■ WHAT TO WORK ON
Express the portion of the listing that opens with the line containing "caption-line: nemenin aku" and closes with the line containing "photo-illustration [0,68,481,550]" as a Markdown table with the columns No. and Text. Number each line in No., and leave out any blank lines.
[Begin]
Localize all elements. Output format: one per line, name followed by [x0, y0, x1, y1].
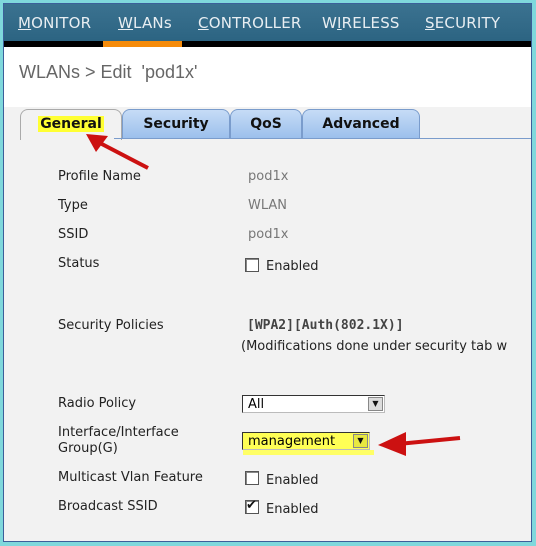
status-label: Status — [58, 256, 100, 271]
broadcast-ssid-label: Broadcast SSID — [58, 499, 158, 514]
broadcast-ssid-checkbox[interactable]: ✔ — [245, 498, 259, 514]
tab-divider — [114, 138, 531, 139]
radio-policy-selected: All — [248, 397, 265, 412]
tab-advanced-label: Advanced — [322, 116, 400, 132]
annotation-arrow-interface — [378, 432, 461, 456]
radio-policy-select[interactable]: All ▼ — [242, 395, 385, 413]
tab-qos[interactable]: QoS — [230, 109, 302, 138]
security-policies-label: Security Policies — [58, 318, 164, 333]
multicast-vlan-checkbox-label: Enabled — [266, 473, 319, 488]
type-label: Type — [58, 198, 88, 213]
tab-advanced[interactable]: Advanced — [302, 109, 420, 138]
wlan-edit-window: MONITOR WLANs CONTROLLER WIRELESS SECURI… — [3, 3, 532, 542]
status-checkbox-label: Enabled — [266, 259, 319, 274]
ssid-value: pod1x — [248, 227, 289, 242]
type-value: WLAN — [248, 198, 288, 213]
security-policies-note: (Modifications done under security tab w — [241, 339, 508, 354]
chevron-down-icon[interactable]: ▼ — [353, 434, 368, 448]
annotation-arrow-general — [86, 134, 149, 170]
nav-wlans[interactable]: WLANs — [118, 14, 172, 32]
ssid-label: SSID — [58, 227, 89, 242]
checkmark-icon: ✔ — [246, 498, 257, 513]
top-navigation: MONITOR WLANs CONTROLLER WIRELESS SECURI… — [4, 4, 531, 41]
nav-controller[interactable]: CONTROLLER — [198, 14, 302, 32]
multicast-vlan-checkbox[interactable] — [245, 471, 259, 485]
status-checkbox[interactable] — [245, 258, 259, 272]
interface-select[interactable]: management ▼ — [242, 432, 370, 450]
tab-security-label: Security — [143, 116, 209, 132]
security-policies-value: [WPA2][Auth(802.1X)] — [247, 318, 404, 333]
tab-qos-label: QoS — [250, 116, 282, 132]
profile-name-label: Profile Name — [58, 169, 141, 184]
tab-general-label: General — [38, 116, 104, 132]
interface-label-line2: Group(G) — [58, 441, 118, 456]
broadcast-ssid-checkbox-label: Enabled — [266, 502, 319, 517]
interface-label-line1: Interface/Interface — [58, 425, 179, 440]
nav-security[interactable]: SECURITY — [425, 14, 500, 32]
nav-wireless[interactable]: WIRELESS — [322, 14, 400, 32]
interface-selected: management — [248, 434, 336, 449]
nav-monitor[interactable]: MONITOR — [18, 14, 91, 32]
profile-name-value: pod1x — [248, 169, 289, 184]
multicast-vlan-label: Multicast Vlan Feature — [58, 470, 203, 485]
chevron-down-icon[interactable]: ▼ — [368, 397, 383, 411]
page-title: WLANs > Edit 'pod1x' — [19, 62, 198, 82]
radio-policy-label: Radio Policy — [58, 396, 137, 411]
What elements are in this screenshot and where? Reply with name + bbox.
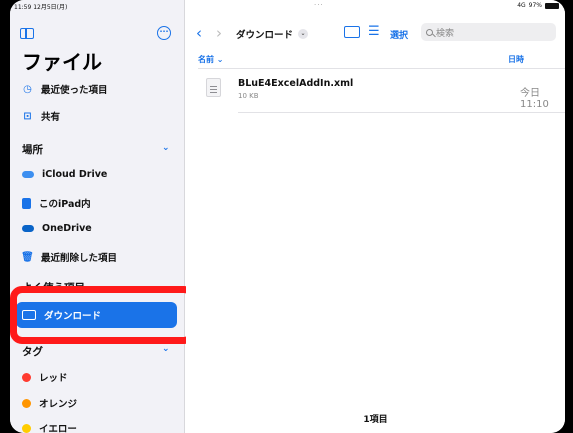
yellow-tag-icon bbox=[22, 423, 31, 433]
tags-header: タグ bbox=[22, 346, 43, 358]
multitask-dots[interactable]: ··· bbox=[314, 1, 324, 9]
status-indicators: 4G 97% bbox=[517, 2, 559, 9]
onedrive-icon bbox=[22, 225, 34, 232]
new-folder-icon[interactable] bbox=[344, 26, 360, 38]
file-date: 今日 11:10 bbox=[520, 88, 549, 110]
sidebar-item-on-ipad[interactable]: このiPad内 bbox=[22, 196, 91, 210]
orange-tag-icon bbox=[22, 398, 31, 408]
search-icon bbox=[426, 28, 433, 36]
column-header-name[interactable]: 名前 ⌄ bbox=[198, 54, 224, 65]
chevron-down-icon[interactable]: ⌄ bbox=[162, 344, 170, 354]
file-browser: ··· 4G 97% ‹ › ダウンロード ⌄ ☰ 選択 検索 名前 ⌄ 日時 B… bbox=[186, 0, 565, 433]
divider bbox=[198, 68, 565, 69]
sidebar-item-tag-orange[interactable]: オレンジ bbox=[22, 396, 77, 410]
icloud-icon bbox=[22, 171, 34, 178]
item-count: 1項目 bbox=[363, 415, 388, 425]
red-tag-icon bbox=[22, 372, 31, 382]
highlight-box bbox=[10, 286, 196, 344]
locations-header: 場所 bbox=[22, 144, 43, 156]
column-header-date[interactable]: 日時 bbox=[508, 54, 524, 65]
chevron-down-icon[interactable]: ⌄ bbox=[162, 143, 170, 153]
chevron-down-icon: ⌄ bbox=[298, 29, 309, 39]
sidebar-item-recently-deleted[interactable]: 🗑 最近削除した項目 bbox=[21, 250, 117, 265]
sidebar-item-recent[interactable]: ◷ 最近使った項目 bbox=[22, 82, 107, 97]
divider bbox=[238, 112, 565, 113]
clock-icon: ◷ bbox=[23, 83, 32, 95]
select-button[interactable]: 選択 bbox=[390, 28, 408, 41]
sidebar-item-onedrive[interactable]: OneDrive bbox=[22, 223, 92, 234]
ipad-icon bbox=[22, 197, 31, 209]
sidebar-item-tag-red[interactable]: レッド bbox=[22, 370, 68, 384]
back-button[interactable]: ‹ bbox=[196, 24, 202, 42]
page-title: ファイル bbox=[22, 50, 102, 74]
file-name: BLuE4ExcelAddIn.xml bbox=[238, 78, 354, 89]
forward-button[interactable]: › bbox=[216, 24, 222, 42]
battery-icon bbox=[545, 2, 559, 9]
sidebar: 11:59 12月5日(月) ··· ファイル ◷ 最近使った項目 ⊡ 共有 場… bbox=[10, 0, 185, 433]
file-size: 10 KB bbox=[238, 92, 259, 100]
folder-title[interactable]: ダウンロード ⌄ bbox=[236, 27, 309, 41]
more-options-icon[interactable]: ··· bbox=[157, 26, 171, 40]
status-time: 11:59 12月5日(月) bbox=[14, 4, 68, 11]
sidebar-item-icloud-drive[interactable]: iCloud Drive bbox=[22, 169, 107, 180]
sidebar-item-shared[interactable]: ⊡ 共有 bbox=[22, 109, 60, 124]
sidebar-toggle-icon[interactable] bbox=[20, 28, 34, 39]
shared-folder-icon: ⊡ bbox=[23, 110, 32, 122]
search-input[interactable]: 検索 bbox=[421, 23, 556, 41]
document-icon bbox=[206, 78, 221, 97]
sidebar-item-tag-yellow[interactable]: イエロー bbox=[22, 421, 77, 433]
trash-icon: 🗑 bbox=[21, 251, 34, 263]
ipad-screen: 11:59 12月5日(月) ··· ファイル ◷ 最近使った項目 ⊡ 共有 場… bbox=[10, 0, 565, 433]
list-view-icon[interactable]: ☰ bbox=[368, 24, 380, 39]
file-row[interactable]: BLuE4ExcelAddIn.xml 10 KB 今日 11:10 bbox=[198, 72, 565, 112]
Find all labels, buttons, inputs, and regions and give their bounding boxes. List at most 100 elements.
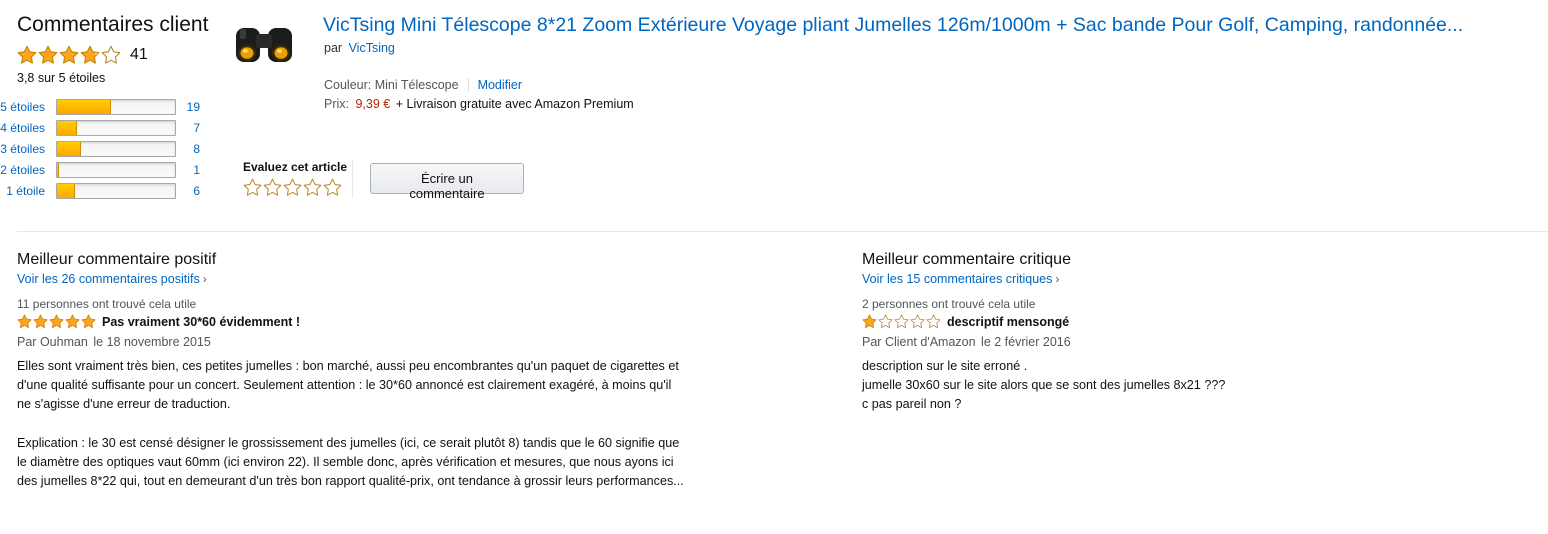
author-link[interactable]: Ouhman bbox=[40, 335, 88, 349]
histogram-label[interactable]: 2 étoiles bbox=[0, 163, 56, 177]
review-body: Elles sont vraiment très bien, ces petit… bbox=[17, 357, 737, 491]
review-title[interactable]: descriptif mensongé bbox=[947, 315, 1069, 329]
histogram-row-2[interactable]: 2 étoiles 1 bbox=[0, 161, 230, 179]
rate-stars-input[interactable] bbox=[243, 178, 342, 197]
star-icon[interactable] bbox=[263, 178, 282, 197]
review-body-line: d'une qualité suffisante pour un concert… bbox=[17, 378, 672, 393]
histogram-bar[interactable] bbox=[56, 141, 176, 157]
histogram-row-5[interactable]: 5 étoiles 19 bbox=[0, 98, 230, 116]
review-body-line: description sur le site erroné . bbox=[862, 359, 1028, 373]
review-body-line: c pas pareil non ? bbox=[862, 397, 962, 412]
star-icon[interactable] bbox=[323, 178, 342, 197]
star-icon bbox=[17, 45, 37, 65]
average-rating-stars[interactable] bbox=[17, 45, 121, 65]
section-divider bbox=[17, 231, 1548, 232]
review-count[interactable]: 41 bbox=[130, 46, 148, 64]
product-image[interactable] bbox=[232, 20, 300, 70]
review-body-line: le diamètre des optiques vaut 60mm (ici … bbox=[17, 454, 674, 469]
product-title-link[interactable]: VicTsing Mini Télescope 8*21 Zoom Extéri… bbox=[323, 14, 1545, 37]
price-value: 9,39 € bbox=[355, 97, 391, 111]
review-date: le 2 février 2016 bbox=[981, 335, 1071, 349]
product-price: Prix: 9,39 € + Livraison gratuite avec A… bbox=[324, 97, 634, 111]
star-icon bbox=[80, 45, 100, 65]
modify-link[interactable]: Modifier bbox=[478, 78, 522, 92]
histogram-fill bbox=[57, 142, 81, 156]
review-stars[interactable] bbox=[862, 314, 941, 329]
star-icon bbox=[38, 45, 58, 65]
histogram-count[interactable]: 8 bbox=[176, 142, 200, 156]
star-icon[interactable] bbox=[243, 178, 262, 197]
histogram-fill bbox=[57, 184, 75, 198]
histogram-label[interactable]: 5 étoiles bbox=[0, 100, 56, 114]
star-icon bbox=[101, 45, 121, 65]
histogram-bar[interactable] bbox=[56, 162, 176, 178]
review-header: descriptif mensongé bbox=[862, 314, 1522, 329]
review-body-line: ne s'agisse d'une erreur de traduction. bbox=[17, 397, 231, 412]
by-prefix: Par bbox=[862, 335, 882, 349]
byline-prefix: par bbox=[324, 41, 343, 55]
review-meta: Par Ouhman le 18 novembre 2015 bbox=[17, 335, 737, 349]
review-body-line: Explication : le 30 est censé désigner l… bbox=[17, 435, 680, 450]
see-critical-link[interactable]: Voir les 15 commentaires critiques bbox=[862, 272, 1052, 286]
see-positive[interactable]: Voir les 26 commentaires positifs › bbox=[17, 272, 737, 286]
product-byline: par VicTsing bbox=[324, 41, 395, 55]
histogram-row-4[interactable]: 4 étoiles 7 bbox=[0, 119, 230, 137]
histogram-count[interactable]: 7 bbox=[176, 121, 200, 135]
histogram-bar[interactable] bbox=[56, 99, 176, 115]
separator bbox=[467, 78, 469, 92]
review-date: le 18 novembre 2015 bbox=[93, 335, 211, 349]
star-icon bbox=[17, 314, 32, 329]
star-icon bbox=[894, 314, 909, 329]
helpful-count: 2 personnes ont trouvé cela utile bbox=[862, 297, 1036, 311]
review-title[interactable]: Pas vraiment 30*60 évidemment ! bbox=[102, 315, 300, 329]
critical-review: Meilleur commentaire critique Voir les 1… bbox=[862, 251, 1522, 415]
helpful-count: 11 personnes ont trouvé cela utile bbox=[17, 297, 197, 311]
star-icon bbox=[926, 314, 941, 329]
histogram-count[interactable]: 6 bbox=[176, 184, 200, 198]
review-body-line: jumelle 30x60 sur le site alors que se s… bbox=[862, 378, 1226, 393]
histogram-fill bbox=[57, 163, 60, 177]
average-rating[interactable]: 41 bbox=[17, 45, 148, 65]
rate-label: Evaluez cet article bbox=[243, 160, 348, 174]
review-stars[interactable] bbox=[17, 314, 96, 329]
histogram-fill bbox=[57, 100, 112, 114]
star-icon bbox=[878, 314, 893, 329]
star-icon[interactable] bbox=[303, 178, 322, 197]
review-header: Pas vraiment 30*60 évidemment ! bbox=[17, 314, 737, 329]
review-body-line bbox=[17, 415, 737, 434]
price-label: Prix: bbox=[324, 97, 349, 111]
write-review-button[interactable]: Écrire un commentaire bbox=[370, 163, 524, 201]
histogram-row-1[interactable]: 1 étoile 6 bbox=[0, 182, 230, 200]
reviews-heading: Commentaires client bbox=[17, 13, 209, 36]
color-label: Couleur: Mini Télescope bbox=[324, 78, 459, 92]
star-icon bbox=[33, 314, 48, 329]
product-variation: Couleur: Mini Télescope Modifier bbox=[324, 78, 522, 92]
rating-histogram: 5 étoiles 19 4 étoiles 7 3 étoiles 8 2 é… bbox=[0, 98, 230, 208]
histogram-count[interactable]: 1 bbox=[176, 163, 200, 177]
histogram-bar[interactable] bbox=[56, 120, 176, 136]
star-icon bbox=[65, 314, 80, 329]
binoculars-icon bbox=[236, 28, 292, 62]
positive-heading: Meilleur commentaire positif bbox=[17, 251, 217, 268]
review-meta: Par Client d'Amazon le 2 février 2016 bbox=[862, 335, 1522, 349]
histogram-label[interactable]: 4 étoiles bbox=[0, 121, 56, 135]
histogram-count[interactable]: 19 bbox=[176, 100, 200, 114]
star-icon bbox=[81, 314, 96, 329]
star-icon bbox=[862, 314, 877, 329]
star-icon bbox=[49, 314, 64, 329]
critical-heading: Meilleur commentaire critique bbox=[862, 251, 1071, 268]
histogram-fill bbox=[57, 121, 78, 135]
histogram-label[interactable]: 3 étoiles bbox=[0, 142, 56, 156]
histogram-bar[interactable] bbox=[56, 183, 176, 199]
star-icon bbox=[59, 45, 79, 65]
see-positive-link[interactable]: Voir les 26 commentaires positifs bbox=[17, 272, 200, 286]
rating-text: 3,8 sur 5 étoiles bbox=[17, 71, 106, 85]
see-critical[interactable]: Voir les 15 commentaires critiques › bbox=[862, 272, 1522, 286]
brand-link[interactable]: VicTsing bbox=[349, 41, 395, 55]
chevron-right-icon: › bbox=[1055, 272, 1060, 286]
histogram-row-3[interactable]: 3 étoiles 8 bbox=[0, 140, 230, 158]
star-icon bbox=[910, 314, 925, 329]
star-icon[interactable] bbox=[283, 178, 302, 197]
histogram-label[interactable]: 1 étoile bbox=[0, 184, 56, 198]
author-link[interactable]: Client d'Amazon bbox=[885, 335, 976, 349]
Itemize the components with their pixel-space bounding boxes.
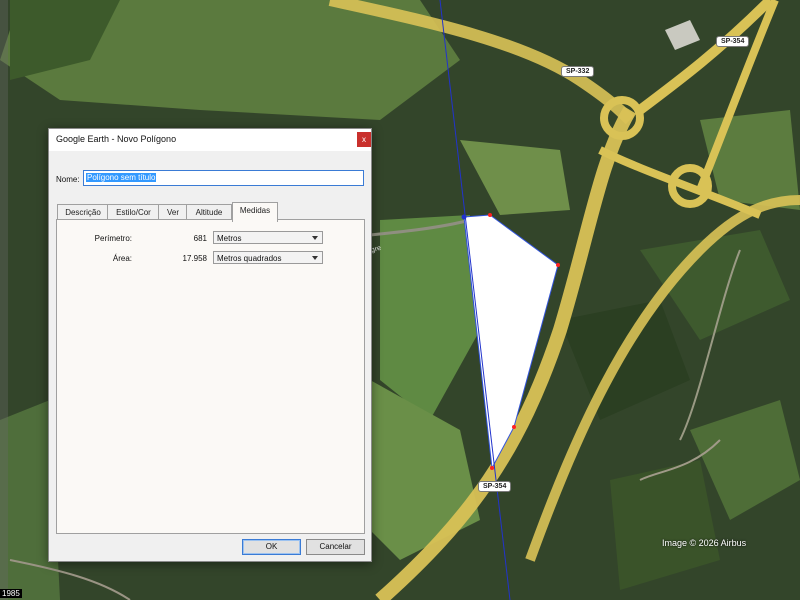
chevron-down-icon: [312, 236, 318, 240]
name-label: Nome:: [56, 175, 80, 184]
name-field[interactable]: Polígono sem título: [83, 170, 364, 186]
ok-button[interactable]: OK: [242, 539, 301, 555]
perimeter-label: Perímetro:: [94, 234, 132, 243]
area-label: Área:: [112, 254, 132, 263]
area-unit-select[interactable]: Metros quadrados: [213, 251, 323, 264]
dialog-titlebar[interactable]: Google Earth - Novo Polígono x: [49, 129, 371, 151]
chevron-down-icon: [312, 256, 318, 260]
close-button[interactable]: x: [357, 132, 371, 147]
name-field-value: Polígono sem título: [86, 173, 157, 182]
tab-bar: Descrição Estilo/Cor Ver Altitude Medida…: [57, 202, 367, 222]
new-polygon-dialog: Google Earth - Novo Polígono x Nome: Pol…: [48, 128, 372, 562]
perimeter-unit-select[interactable]: Metros: [213, 231, 323, 244]
perimeter-value: 681: [193, 234, 207, 243]
perimeter-unit-value: Metros: [217, 234, 242, 243]
road-label-sp332: SP-332: [561, 66, 595, 77]
measures-panel: Perímetro: 681 Metros Área: 17.958 Metro…: [56, 219, 365, 534]
road-label-sp354-bottom: SP-354: [478, 481, 512, 492]
cancel-button[interactable]: Cancelar: [306, 539, 365, 555]
map-edge-strip: [0, 0, 8, 600]
dialog-title: Google Earth - Novo Polígono: [56, 134, 177, 144]
imagery-copyright: Image © 2026 Airbus: [662, 538, 747, 548]
area-unit-value: Metros quadrados: [217, 254, 282, 263]
road-label-sp354-top: SP-354: [716, 36, 750, 47]
area-value: 17.958: [182, 254, 207, 263]
tab-medidas[interactable]: Medidas: [232, 202, 278, 222]
imagery-year: 1985: [0, 589, 22, 598]
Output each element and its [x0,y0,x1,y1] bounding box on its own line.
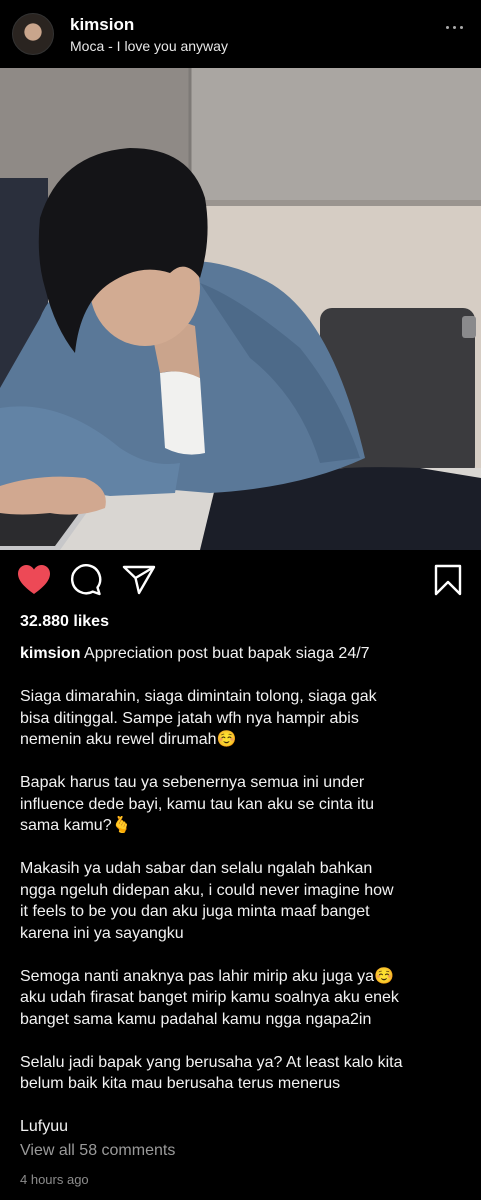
caption-line: nemenin aku rewel dirumah☺️ [20,731,237,748]
post-header: kimsion Moca - I love you anyway [0,0,481,68]
bookmark-icon[interactable] [433,564,463,601]
comment-bubble-icon[interactable] [70,564,102,601]
caption-line: ngga ngeluh didepan aku, i could never i… [20,881,394,899]
heart-filled-icon[interactable] [17,564,51,601]
paper-plane-icon[interactable] [122,564,156,601]
caption-line: Selalu jadi bapak yang berusaha ya? At l… [20,1053,403,1071]
caption-line: sama kamu?🫰 [20,817,132,834]
post-photo[interactable] [0,68,481,550]
post-username[interactable]: kimsion [70,15,134,35]
caption-line: karena ini ya sayangku [20,924,184,942]
caption-line: banget sama kamu padahal kamu ngga ngapa… [20,1010,372,1028]
photo-illustration [0,68,481,550]
caption-line: Siaga dimarahin, siaga dimintain tolong,… [20,688,377,705]
caption-line: influence dede bayi, kamu tau kan aku se… [20,795,374,813]
post-action-bar [0,556,481,604]
caption-line: Makasih ya udah sabar dan selalu ngalah … [20,860,373,877]
caption-line: belum baik kita mau berusaha terus mener… [20,1075,341,1092]
caption-username[interactable]: kimsion [20,645,80,662]
caption-line: it feels to be you dan aku juga minta ma… [20,903,370,920]
caption-line: bisa ditinggal. Sampe jatah wfh nya hamp… [20,709,359,727]
post-timestamp: 4 hours ago [20,1172,89,1187]
profile-avatar[interactable] [12,13,54,55]
caption-line: Semoga nanti anaknya pas lahir mirip aku… [20,967,394,985]
audio-track-label[interactable]: Moca - I love you anyway [70,38,228,54]
caption-line: Bapak harus tau ya sebenernya semua ini … [20,774,365,791]
caption-line: kimsion Appreciation post buat bapak sia… [20,645,370,662]
view-all-comments-link[interactable]: View all 58 comments [20,1142,175,1160]
caption-line: aku udah firasat banget mirip kamu soaln… [20,989,399,1006]
more-dots-icon[interactable] [446,26,463,29]
post-caption: kimsion Appreciation post buat bapak sia… [20,643,468,1138]
caption-line: Lufyuu [20,1118,69,1135]
likes-count[interactable]: 32.880 likes [20,613,109,631]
[End]
■ SOLUTION BELOW
| No. | Text |
|---|---|
| 1 | caption-line: nemenin aku rewel dirumah☺️ [20,731,237,748] |
| 2 | post-header: kimsion Moca - I love you anyway [0,0,481,68] |
| 3 | bookmark-icon[interactable] [433,564,463,601] |
| 4 | comment-bubble-icon[interactable] [70,564,102,601] |
| 5 | caption-line: ngga ngeluh didepan aku, i could never i… [20,881,394,899] |
| 6 | heart-filled-icon[interactable] [17,564,51,601] |
| 7 | paper-plane-icon[interactable] [122,564,156,601] |
| 8 | caption-line: Selalu jadi bapak yang berusaha ya? At l… [20,1053,403,1071] |
| 9 | caption-line: sama kamu?🫰 [20,817,132,834] |
| 10 | post-photo[interactable] [0,68,481,550] |
| 11 | post-username[interactable]: kimsion [70,15,134,35] |
| 12 | caption-line: karena ini ya sayangku [20,924,184,942] |
| 13 | caption-line: banget sama kamu padahal kamu ngga ngapa… [20,1010,372,1028] |
| 14 | photo-illustration [0,68,481,550] |